(Collected data)
◇ ◇ ◇
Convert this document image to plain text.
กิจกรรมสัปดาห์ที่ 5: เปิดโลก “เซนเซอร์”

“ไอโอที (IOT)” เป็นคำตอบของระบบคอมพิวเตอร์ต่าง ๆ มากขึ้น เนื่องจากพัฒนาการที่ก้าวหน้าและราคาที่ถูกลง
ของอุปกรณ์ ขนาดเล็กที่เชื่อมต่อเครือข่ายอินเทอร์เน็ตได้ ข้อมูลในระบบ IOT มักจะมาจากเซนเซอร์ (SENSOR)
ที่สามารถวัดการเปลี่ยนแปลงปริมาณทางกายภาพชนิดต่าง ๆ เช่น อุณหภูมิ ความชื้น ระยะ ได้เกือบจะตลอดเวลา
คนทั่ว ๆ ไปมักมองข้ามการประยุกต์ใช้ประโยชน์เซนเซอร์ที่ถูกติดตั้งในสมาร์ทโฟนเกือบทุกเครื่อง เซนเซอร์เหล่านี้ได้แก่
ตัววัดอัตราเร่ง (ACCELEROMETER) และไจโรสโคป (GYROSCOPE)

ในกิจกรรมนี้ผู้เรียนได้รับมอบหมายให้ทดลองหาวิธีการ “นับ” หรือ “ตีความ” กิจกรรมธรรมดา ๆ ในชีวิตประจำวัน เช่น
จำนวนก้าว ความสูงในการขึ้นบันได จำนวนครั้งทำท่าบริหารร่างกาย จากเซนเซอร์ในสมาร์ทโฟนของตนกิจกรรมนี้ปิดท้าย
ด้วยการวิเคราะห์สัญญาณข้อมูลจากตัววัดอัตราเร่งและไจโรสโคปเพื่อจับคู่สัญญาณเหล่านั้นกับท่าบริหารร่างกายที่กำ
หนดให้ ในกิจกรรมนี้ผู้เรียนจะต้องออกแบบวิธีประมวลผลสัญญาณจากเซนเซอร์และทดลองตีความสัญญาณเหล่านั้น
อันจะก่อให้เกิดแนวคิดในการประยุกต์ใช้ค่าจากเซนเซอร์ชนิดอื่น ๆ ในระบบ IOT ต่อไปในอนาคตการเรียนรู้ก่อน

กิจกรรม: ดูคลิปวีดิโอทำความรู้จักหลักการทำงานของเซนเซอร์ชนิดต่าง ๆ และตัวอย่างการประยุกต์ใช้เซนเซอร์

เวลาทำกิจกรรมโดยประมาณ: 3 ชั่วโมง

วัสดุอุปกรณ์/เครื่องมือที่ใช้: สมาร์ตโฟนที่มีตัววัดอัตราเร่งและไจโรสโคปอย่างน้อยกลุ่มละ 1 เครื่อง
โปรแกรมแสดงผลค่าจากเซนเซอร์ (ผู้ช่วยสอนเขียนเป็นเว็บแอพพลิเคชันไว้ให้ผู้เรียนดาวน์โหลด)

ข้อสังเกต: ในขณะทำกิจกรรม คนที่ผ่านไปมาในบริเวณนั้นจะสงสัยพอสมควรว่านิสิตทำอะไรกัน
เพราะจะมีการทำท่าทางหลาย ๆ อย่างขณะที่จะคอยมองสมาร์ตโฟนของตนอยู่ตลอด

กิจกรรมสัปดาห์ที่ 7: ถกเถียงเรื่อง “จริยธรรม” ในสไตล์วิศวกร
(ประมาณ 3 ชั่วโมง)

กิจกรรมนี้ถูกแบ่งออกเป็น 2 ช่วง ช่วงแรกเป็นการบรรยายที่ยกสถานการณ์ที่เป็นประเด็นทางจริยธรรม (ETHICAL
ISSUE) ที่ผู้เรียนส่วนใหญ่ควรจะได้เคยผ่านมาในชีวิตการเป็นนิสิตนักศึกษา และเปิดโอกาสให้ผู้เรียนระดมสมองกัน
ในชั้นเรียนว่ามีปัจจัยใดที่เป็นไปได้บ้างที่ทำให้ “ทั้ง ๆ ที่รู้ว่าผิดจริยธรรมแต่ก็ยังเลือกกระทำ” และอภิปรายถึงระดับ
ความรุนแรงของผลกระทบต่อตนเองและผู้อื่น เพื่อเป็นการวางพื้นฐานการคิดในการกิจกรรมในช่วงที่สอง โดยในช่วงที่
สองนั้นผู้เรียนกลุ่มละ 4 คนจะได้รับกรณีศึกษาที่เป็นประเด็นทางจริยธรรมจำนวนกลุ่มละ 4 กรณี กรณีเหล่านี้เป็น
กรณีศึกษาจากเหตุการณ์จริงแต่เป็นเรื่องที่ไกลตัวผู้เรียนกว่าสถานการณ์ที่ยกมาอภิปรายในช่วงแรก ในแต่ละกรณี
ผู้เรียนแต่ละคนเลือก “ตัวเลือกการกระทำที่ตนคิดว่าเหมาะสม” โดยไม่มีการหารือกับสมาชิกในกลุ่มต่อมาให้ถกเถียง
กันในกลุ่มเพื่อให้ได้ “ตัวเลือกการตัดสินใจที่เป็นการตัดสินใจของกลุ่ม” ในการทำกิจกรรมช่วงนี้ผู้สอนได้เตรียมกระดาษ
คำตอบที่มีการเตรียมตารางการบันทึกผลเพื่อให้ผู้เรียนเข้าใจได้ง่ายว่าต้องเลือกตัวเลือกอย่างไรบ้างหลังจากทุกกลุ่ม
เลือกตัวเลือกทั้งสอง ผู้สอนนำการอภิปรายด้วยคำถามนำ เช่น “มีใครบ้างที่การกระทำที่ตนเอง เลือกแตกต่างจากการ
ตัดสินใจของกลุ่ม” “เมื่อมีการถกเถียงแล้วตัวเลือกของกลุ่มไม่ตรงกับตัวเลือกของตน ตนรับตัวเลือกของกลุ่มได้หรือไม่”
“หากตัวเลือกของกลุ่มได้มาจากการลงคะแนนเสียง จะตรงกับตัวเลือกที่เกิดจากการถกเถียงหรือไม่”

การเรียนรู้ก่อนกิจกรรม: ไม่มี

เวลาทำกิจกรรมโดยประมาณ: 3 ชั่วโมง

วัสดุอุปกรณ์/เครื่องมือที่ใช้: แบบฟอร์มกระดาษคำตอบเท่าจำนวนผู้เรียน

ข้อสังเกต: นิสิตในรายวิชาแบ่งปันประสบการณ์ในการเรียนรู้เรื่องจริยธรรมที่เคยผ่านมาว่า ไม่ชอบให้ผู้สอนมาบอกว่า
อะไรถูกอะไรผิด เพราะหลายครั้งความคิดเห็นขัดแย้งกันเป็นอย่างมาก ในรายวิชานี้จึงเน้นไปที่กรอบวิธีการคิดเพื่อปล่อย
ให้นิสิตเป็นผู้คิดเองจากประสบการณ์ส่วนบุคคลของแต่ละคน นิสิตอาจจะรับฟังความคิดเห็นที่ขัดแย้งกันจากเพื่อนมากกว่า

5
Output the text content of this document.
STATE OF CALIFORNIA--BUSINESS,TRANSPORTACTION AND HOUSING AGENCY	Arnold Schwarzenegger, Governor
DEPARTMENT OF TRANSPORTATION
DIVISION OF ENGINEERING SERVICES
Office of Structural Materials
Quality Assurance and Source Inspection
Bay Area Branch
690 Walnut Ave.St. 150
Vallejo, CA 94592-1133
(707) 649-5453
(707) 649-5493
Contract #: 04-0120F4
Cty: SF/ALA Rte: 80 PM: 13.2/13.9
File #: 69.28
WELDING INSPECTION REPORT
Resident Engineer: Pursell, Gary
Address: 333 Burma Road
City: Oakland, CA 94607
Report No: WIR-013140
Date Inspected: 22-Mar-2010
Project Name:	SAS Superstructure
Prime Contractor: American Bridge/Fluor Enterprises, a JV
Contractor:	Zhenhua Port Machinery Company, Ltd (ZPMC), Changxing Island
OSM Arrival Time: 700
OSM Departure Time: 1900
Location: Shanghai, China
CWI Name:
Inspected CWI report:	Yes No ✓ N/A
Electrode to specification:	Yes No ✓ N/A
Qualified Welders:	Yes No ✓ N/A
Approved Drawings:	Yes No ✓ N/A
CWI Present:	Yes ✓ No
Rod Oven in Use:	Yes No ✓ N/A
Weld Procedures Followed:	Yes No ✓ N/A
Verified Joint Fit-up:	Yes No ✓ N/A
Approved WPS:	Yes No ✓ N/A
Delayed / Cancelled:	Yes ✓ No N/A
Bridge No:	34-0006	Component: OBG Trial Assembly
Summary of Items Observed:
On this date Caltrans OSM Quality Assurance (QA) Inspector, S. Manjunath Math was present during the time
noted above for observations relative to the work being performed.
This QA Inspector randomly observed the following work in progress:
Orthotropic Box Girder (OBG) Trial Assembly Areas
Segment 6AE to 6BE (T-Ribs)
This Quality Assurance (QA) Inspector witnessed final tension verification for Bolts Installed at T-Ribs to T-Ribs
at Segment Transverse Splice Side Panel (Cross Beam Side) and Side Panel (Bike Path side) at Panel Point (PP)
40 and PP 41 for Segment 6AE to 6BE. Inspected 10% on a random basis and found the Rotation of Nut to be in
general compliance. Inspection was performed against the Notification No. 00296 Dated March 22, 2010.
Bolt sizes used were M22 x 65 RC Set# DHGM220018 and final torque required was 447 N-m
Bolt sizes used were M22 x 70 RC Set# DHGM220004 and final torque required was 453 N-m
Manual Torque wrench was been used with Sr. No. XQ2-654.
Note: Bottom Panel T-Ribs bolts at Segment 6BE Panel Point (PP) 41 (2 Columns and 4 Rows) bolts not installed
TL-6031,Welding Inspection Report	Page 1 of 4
◇ ◇ ◇
Short problem: Each line that has the word "เคยผ" should be copied.

Answer to the task:
ISSUE) ที่ผู้เรียนส่วนใหญ่ควรจะได้เคยผ่านมาในชีวิตการเป็นนิสิตนักศึกษา และเปิดโอกาสให้ผู้เรียนระดมสมองกัน
ข้อสังเกต: นิสิตในรายวิชาแบ่งปันประสบการณ์ในการเรียนรู้เรื่องจริยธรรมที่เคยผ่านมาว่า ไม่ชอบให้ผู้สอนมาบอกว่า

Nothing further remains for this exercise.